### DO THIS
Below is a block of records; reproduce all of them exactly and leave out any pictures.

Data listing
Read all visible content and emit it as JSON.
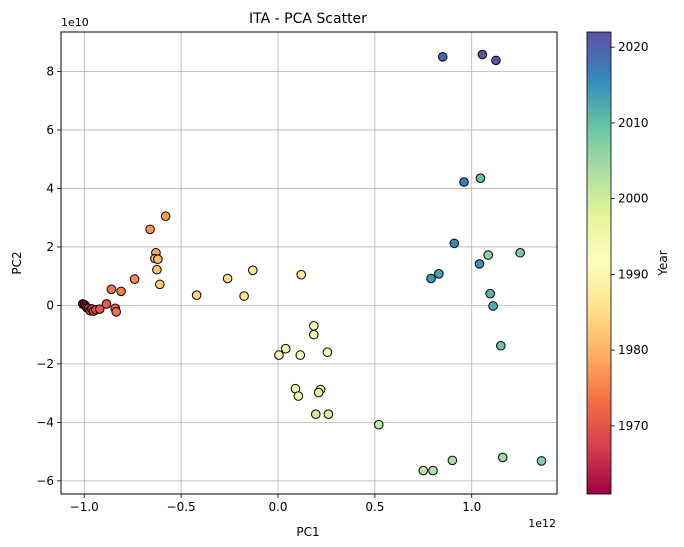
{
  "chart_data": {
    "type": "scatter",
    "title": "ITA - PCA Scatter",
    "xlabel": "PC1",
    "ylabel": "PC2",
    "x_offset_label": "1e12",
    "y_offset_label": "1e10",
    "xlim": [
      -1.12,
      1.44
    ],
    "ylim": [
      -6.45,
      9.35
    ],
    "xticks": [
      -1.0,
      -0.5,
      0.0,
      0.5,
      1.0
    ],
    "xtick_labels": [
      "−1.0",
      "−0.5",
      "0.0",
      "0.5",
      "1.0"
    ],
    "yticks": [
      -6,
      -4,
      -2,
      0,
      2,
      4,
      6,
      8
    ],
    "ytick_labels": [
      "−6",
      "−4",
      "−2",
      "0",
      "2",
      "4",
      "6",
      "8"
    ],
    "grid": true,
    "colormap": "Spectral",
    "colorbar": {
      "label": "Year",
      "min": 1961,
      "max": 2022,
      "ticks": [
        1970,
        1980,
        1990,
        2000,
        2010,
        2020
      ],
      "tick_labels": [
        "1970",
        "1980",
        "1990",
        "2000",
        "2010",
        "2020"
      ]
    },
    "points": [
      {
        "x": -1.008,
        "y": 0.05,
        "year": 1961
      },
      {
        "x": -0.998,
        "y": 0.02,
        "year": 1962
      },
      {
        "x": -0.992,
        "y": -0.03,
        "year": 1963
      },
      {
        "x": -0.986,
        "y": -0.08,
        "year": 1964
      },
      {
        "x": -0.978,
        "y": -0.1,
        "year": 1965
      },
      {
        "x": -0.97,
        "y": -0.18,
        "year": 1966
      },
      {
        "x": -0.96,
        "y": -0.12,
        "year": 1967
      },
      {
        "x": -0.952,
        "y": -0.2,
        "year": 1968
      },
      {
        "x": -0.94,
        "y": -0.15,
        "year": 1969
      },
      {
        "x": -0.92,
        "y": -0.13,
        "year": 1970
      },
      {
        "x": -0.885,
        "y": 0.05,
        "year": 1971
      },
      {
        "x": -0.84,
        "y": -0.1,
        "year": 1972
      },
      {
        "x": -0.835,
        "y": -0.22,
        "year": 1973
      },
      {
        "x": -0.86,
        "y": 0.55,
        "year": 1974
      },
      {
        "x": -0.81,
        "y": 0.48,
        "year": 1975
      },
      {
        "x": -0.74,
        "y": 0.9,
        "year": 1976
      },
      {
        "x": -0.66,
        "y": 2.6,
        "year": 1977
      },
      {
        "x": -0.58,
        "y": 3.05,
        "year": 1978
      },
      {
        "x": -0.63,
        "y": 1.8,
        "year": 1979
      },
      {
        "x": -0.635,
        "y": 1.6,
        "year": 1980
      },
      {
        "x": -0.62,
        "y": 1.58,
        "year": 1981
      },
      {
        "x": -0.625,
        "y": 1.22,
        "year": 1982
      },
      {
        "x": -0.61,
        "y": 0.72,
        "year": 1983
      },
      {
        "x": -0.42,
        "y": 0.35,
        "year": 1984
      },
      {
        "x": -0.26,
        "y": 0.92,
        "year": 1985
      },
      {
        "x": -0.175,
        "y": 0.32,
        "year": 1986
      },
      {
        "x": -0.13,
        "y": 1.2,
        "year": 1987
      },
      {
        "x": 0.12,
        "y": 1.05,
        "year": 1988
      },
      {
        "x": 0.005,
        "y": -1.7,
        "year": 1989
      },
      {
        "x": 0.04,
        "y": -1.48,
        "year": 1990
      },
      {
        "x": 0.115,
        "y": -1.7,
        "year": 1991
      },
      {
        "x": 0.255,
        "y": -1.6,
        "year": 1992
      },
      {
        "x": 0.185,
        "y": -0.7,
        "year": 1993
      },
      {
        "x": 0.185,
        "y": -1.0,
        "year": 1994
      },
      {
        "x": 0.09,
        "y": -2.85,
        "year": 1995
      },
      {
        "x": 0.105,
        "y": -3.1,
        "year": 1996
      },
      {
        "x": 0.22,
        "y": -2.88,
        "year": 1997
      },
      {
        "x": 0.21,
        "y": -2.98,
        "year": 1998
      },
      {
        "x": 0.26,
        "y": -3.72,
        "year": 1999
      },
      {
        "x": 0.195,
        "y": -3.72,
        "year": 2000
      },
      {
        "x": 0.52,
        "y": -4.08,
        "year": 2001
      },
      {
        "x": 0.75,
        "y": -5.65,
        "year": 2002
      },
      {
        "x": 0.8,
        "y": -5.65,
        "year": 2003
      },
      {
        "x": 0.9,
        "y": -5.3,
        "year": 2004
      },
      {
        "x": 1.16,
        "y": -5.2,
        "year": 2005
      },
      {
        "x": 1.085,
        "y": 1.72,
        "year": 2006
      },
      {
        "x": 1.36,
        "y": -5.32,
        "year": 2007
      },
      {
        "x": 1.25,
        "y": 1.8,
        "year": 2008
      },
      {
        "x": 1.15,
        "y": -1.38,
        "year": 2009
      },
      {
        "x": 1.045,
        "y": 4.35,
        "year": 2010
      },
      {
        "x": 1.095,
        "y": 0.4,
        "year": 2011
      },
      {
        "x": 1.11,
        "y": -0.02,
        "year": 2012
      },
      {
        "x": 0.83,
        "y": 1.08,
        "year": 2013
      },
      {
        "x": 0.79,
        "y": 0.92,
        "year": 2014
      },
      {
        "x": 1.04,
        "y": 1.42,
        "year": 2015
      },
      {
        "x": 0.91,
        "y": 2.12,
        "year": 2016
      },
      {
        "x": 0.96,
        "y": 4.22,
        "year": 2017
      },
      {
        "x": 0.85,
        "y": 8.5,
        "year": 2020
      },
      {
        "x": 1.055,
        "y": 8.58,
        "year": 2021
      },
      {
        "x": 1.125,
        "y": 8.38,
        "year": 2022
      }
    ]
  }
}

### SOLUTION
Read all visible content and emit it as JSON.
{
  "chart_data": {
    "type": "scatter",
    "title": "ITA - PCA Scatter",
    "xlabel": "PC1",
    "ylabel": "PC2",
    "x_offset_label": "1e12",
    "y_offset_label": "1e10",
    "xlim": [
      -1.12,
      1.44
    ],
    "ylim": [
      -6.45,
      9.35
    ],
    "xticks": [
      -1.0,
      -0.5,
      0.0,
      0.5,
      1.0
    ],
    "xtick_labels": [
      "−1.0",
      "−0.5",
      "0.0",
      "0.5",
      "1.0"
    ],
    "yticks": [
      -6,
      -4,
      -2,
      0,
      2,
      4,
      6,
      8
    ],
    "ytick_labels": [
      "−6",
      "−4",
      "−2",
      "0",
      "2",
      "4",
      "6",
      "8"
    ],
    "grid": true,
    "colormap": "Spectral",
    "colorbar": {
      "label": "Year",
      "min": 1961,
      "max": 2022,
      "ticks": [
        1970,
        1980,
        1990,
        2000,
        2010,
        2020
      ],
      "tick_labels": [
        "1970",
        "1980",
        "1990",
        "2000",
        "2010",
        "2020"
      ]
    },
    "points": [
      {
        "x": -1.008,
        "y": 0.05,
        "year": 1961
      },
      {
        "x": -0.998,
        "y": 0.02,
        "year": 1962
      },
      {
        "x": -0.992,
        "y": -0.03,
        "year": 1963
      },
      {
        "x": -0.986,
        "y": -0.08,
        "year": 1964
      },
      {
        "x": -0.978,
        "y": -0.1,
        "year": 1965
      },
      {
        "x": -0.97,
        "y": -0.18,
        "year": 1966
      },
      {
        "x": -0.96,
        "y": -0.12,
        "year": 1967
      },
      {
        "x": -0.952,
        "y": -0.2,
        "year": 1968
      },
      {
        "x": -0.94,
        "y": -0.15,
        "year": 1969
      },
      {
        "x": -0.92,
        "y": -0.13,
        "year": 1970
      },
      {
        "x": -0.885,
        "y": 0.05,
        "year": 1971
      },
      {
        "x": -0.84,
        "y": -0.1,
        "year": 1972
      },
      {
        "x": -0.835,
        "y": -0.22,
        "year": 1973
      },
      {
        "x": -0.86,
        "y": 0.55,
        "year": 1974
      },
      {
        "x": -0.81,
        "y": 0.48,
        "year": 1975
      },
      {
        "x": -0.74,
        "y": 0.9,
        "year": 1976
      },
      {
        "x": -0.66,
        "y": 2.6,
        "year": 1977
      },
      {
        "x": -0.58,
        "y": 3.05,
        "year": 1978
      },
      {
        "x": -0.63,
        "y": 1.8,
        "year": 1979
      },
      {
        "x": -0.635,
        "y": 1.6,
        "year": 1980
      },
      {
        "x": -0.62,
        "y": 1.58,
        "year": 1981
      },
      {
        "x": -0.625,
        "y": 1.22,
        "year": 1982
      },
      {
        "x": -0.61,
        "y": 0.72,
        "year": 1983
      },
      {
        "x": -0.42,
        "y": 0.35,
        "year": 1984
      },
      {
        "x": -0.26,
        "y": 0.92,
        "year": 1985
      },
      {
        "x": -0.175,
        "y": 0.32,
        "year": 1986
      },
      {
        "x": -0.13,
        "y": 1.2,
        "year": 1987
      },
      {
        "x": 0.12,
        "y": 1.05,
        "year": 1988
      },
      {
        "x": 0.005,
        "y": -1.7,
        "year": 1989
      },
      {
        "x": 0.04,
        "y": -1.48,
        "year": 1990
      },
      {
        "x": 0.115,
        "y": -1.7,
        "year": 1991
      },
      {
        "x": 0.255,
        "y": -1.6,
        "year": 1992
      },
      {
        "x": 0.185,
        "y": -0.7,
        "year": 1993
      },
      {
        "x": 0.185,
        "y": -1.0,
        "year": 1994
      },
      {
        "x": 0.09,
        "y": -2.85,
        "year": 1995
      },
      {
        "x": 0.105,
        "y": -3.1,
        "year": 1996
      },
      {
        "x": 0.22,
        "y": -2.88,
        "year": 1997
      },
      {
        "x": 0.21,
        "y": -2.98,
        "year": 1998
      },
      {
        "x": 0.26,
        "y": -3.72,
        "year": 1999
      },
      {
        "x": 0.195,
        "y": -3.72,
        "year": 2000
      },
      {
        "x": 0.52,
        "y": -4.08,
        "year": 2001
      },
      {
        "x": 0.75,
        "y": -5.65,
        "year": 2002
      },
      {
        "x": 0.8,
        "y": -5.65,
        "year": 2003
      },
      {
        "x": 0.9,
        "y": -5.3,
        "year": 2004
      },
      {
        "x": 1.16,
        "y": -5.2,
        "year": 2005
      },
      {
        "x": 1.085,
        "y": 1.72,
        "year": 2006
      },
      {
        "x": 1.36,
        "y": -5.32,
        "year": 2007
      },
      {
        "x": 1.25,
        "y": 1.8,
        "year": 2008
      },
      {
        "x": 1.15,
        "y": -1.38,
        "year": 2009
      },
      {
        "x": 1.045,
        "y": 4.35,
        "year": 2010
      },
      {
        "x": 1.095,
        "y": 0.4,
        "year": 2011
      },
      {
        "x": 1.11,
        "y": -0.02,
        "year": 2012
      },
      {
        "x": 0.83,
        "y": 1.08,
        "year": 2013
      },
      {
        "x": 0.79,
        "y": 0.92,
        "year": 2014
      },
      {
        "x": 1.04,
        "y": 1.42,
        "year": 2015
      },
      {
        "x": 0.91,
        "y": 2.12,
        "year": 2016
      },
      {
        "x": 0.96,
        "y": 4.22,
        "year": 2017
      },
      {
        "x": 0.85,
        "y": 8.5,
        "year": 2020
      },
      {
        "x": 1.055,
        "y": 8.58,
        "year": 2021
      },
      {
        "x": 1.125,
        "y": 8.38,
        "year": 2022
      }
    ]
  }
}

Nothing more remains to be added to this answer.